WORK TO BE COMPLETED: In the data below, locate each line with the word "塗布ヘッドが上がった状態" and list it.

[Stored records]
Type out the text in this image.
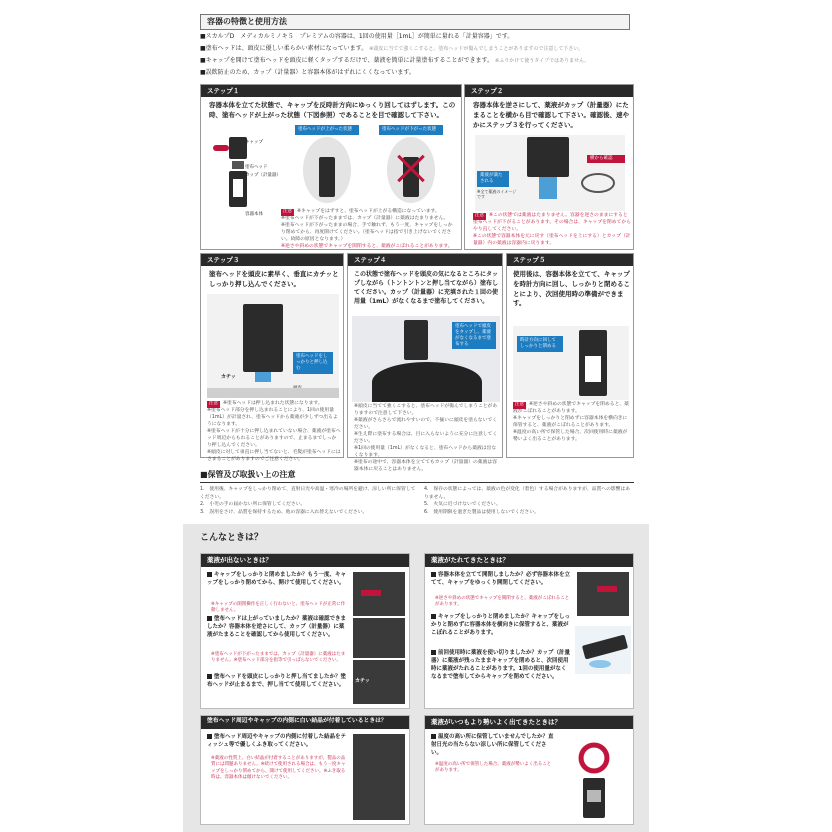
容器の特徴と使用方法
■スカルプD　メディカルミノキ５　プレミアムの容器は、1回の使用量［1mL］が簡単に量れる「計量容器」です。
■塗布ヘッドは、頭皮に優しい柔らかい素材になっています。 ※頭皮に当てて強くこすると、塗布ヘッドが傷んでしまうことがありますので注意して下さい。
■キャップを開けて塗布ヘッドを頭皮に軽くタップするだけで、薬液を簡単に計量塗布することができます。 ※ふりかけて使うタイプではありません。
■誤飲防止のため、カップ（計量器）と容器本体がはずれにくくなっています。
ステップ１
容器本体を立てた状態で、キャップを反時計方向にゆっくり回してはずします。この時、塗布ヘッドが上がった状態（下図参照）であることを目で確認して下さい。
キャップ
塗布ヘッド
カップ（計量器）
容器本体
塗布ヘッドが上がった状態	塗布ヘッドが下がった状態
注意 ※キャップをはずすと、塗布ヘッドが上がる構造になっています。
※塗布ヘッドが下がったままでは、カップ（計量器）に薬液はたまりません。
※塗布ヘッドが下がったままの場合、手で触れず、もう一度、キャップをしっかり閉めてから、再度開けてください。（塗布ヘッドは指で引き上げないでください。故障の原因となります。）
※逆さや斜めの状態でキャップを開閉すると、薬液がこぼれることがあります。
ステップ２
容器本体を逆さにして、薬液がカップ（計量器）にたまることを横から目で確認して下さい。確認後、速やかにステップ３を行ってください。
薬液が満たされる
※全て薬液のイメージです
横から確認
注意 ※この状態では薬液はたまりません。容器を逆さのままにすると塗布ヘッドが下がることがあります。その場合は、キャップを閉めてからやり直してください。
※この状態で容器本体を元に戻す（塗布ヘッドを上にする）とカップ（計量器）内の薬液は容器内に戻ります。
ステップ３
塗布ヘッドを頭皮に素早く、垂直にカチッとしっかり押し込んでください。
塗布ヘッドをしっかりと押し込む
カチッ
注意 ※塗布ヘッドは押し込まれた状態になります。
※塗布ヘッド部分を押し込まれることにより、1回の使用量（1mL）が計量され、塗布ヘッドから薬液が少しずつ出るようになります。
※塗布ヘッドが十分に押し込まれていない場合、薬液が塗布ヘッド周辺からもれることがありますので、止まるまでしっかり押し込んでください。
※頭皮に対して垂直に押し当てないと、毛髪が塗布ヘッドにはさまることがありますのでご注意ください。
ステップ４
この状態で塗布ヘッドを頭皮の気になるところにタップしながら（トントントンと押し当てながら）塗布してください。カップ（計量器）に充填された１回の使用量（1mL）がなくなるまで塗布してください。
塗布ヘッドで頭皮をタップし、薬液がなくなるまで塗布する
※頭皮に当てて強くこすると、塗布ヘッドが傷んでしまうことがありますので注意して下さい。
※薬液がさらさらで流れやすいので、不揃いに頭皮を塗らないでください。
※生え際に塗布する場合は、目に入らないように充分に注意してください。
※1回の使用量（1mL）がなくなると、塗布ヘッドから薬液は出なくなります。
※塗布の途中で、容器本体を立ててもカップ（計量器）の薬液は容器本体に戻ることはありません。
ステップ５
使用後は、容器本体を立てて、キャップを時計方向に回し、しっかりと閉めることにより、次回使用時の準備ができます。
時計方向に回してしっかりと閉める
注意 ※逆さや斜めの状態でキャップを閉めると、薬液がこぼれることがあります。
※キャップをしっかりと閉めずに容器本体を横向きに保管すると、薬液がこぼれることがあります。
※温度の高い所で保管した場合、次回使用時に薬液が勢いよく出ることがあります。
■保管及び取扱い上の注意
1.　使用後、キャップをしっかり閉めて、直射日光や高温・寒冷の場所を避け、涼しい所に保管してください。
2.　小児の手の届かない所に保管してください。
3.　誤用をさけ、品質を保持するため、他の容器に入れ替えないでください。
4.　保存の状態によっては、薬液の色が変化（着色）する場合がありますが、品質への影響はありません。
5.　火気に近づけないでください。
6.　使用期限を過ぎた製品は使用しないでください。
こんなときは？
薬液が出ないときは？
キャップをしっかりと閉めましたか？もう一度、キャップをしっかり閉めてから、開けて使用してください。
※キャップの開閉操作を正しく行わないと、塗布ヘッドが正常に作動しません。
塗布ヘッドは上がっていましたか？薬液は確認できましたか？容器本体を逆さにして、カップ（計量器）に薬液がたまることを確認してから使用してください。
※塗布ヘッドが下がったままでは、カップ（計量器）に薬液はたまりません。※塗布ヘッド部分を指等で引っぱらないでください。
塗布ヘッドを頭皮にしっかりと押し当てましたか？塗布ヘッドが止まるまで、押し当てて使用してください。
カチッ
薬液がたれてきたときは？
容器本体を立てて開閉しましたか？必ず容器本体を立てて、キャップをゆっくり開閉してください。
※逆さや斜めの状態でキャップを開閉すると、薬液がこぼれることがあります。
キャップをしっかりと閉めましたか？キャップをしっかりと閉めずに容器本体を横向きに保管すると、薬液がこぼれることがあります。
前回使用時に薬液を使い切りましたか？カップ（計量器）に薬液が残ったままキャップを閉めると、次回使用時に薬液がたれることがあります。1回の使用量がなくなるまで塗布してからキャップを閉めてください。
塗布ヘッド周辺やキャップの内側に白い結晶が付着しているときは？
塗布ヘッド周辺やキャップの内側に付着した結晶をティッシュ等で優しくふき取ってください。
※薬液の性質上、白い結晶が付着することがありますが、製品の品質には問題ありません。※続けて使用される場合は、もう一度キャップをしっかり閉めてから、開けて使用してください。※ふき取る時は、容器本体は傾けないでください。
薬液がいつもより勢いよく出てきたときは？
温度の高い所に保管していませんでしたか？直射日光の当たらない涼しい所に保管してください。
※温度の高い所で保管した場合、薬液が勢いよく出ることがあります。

* * *

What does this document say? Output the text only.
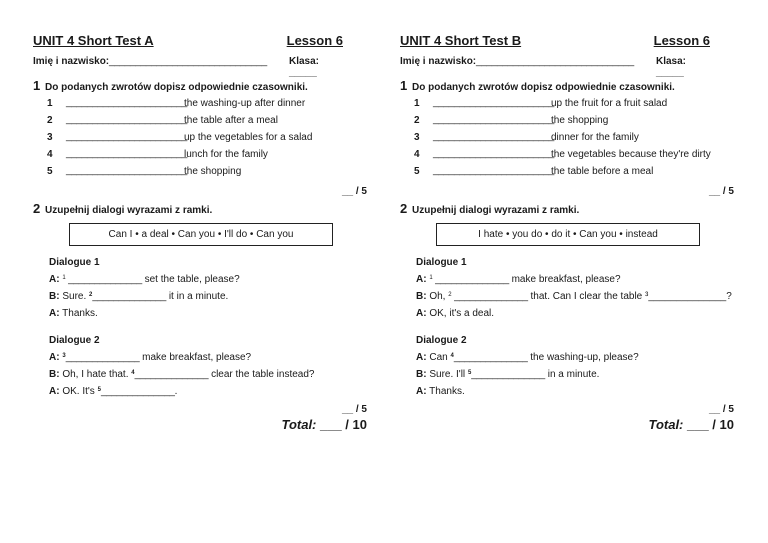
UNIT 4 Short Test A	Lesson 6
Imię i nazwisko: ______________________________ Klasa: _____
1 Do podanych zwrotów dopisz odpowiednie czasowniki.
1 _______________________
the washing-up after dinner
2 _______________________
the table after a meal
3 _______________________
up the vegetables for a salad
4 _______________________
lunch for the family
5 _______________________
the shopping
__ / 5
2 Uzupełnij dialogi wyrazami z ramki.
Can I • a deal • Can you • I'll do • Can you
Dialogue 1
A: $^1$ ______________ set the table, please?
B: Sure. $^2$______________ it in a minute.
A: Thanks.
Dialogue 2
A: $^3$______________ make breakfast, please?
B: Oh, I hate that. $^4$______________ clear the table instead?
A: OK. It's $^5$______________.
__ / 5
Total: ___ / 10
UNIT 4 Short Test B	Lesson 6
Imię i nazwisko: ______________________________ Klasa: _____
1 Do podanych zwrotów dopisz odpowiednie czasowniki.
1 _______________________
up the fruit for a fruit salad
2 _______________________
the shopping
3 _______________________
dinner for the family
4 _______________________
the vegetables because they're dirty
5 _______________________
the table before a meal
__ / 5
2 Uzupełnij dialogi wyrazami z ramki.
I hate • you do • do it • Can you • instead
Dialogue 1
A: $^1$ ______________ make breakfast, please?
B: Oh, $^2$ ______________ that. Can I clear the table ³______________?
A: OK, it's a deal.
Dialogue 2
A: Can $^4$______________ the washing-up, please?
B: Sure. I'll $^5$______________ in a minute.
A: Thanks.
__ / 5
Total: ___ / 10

FINISHED ANSWER:
容器本体を立てた状態で、キャップを反時計方向にゆっくり回してはずします。この時、塗布ヘッドが上がった状態（下図参照）であることを目で確認して下さい。
塗布ヘッドが上がった状態	塗布ヘッドが下がった状態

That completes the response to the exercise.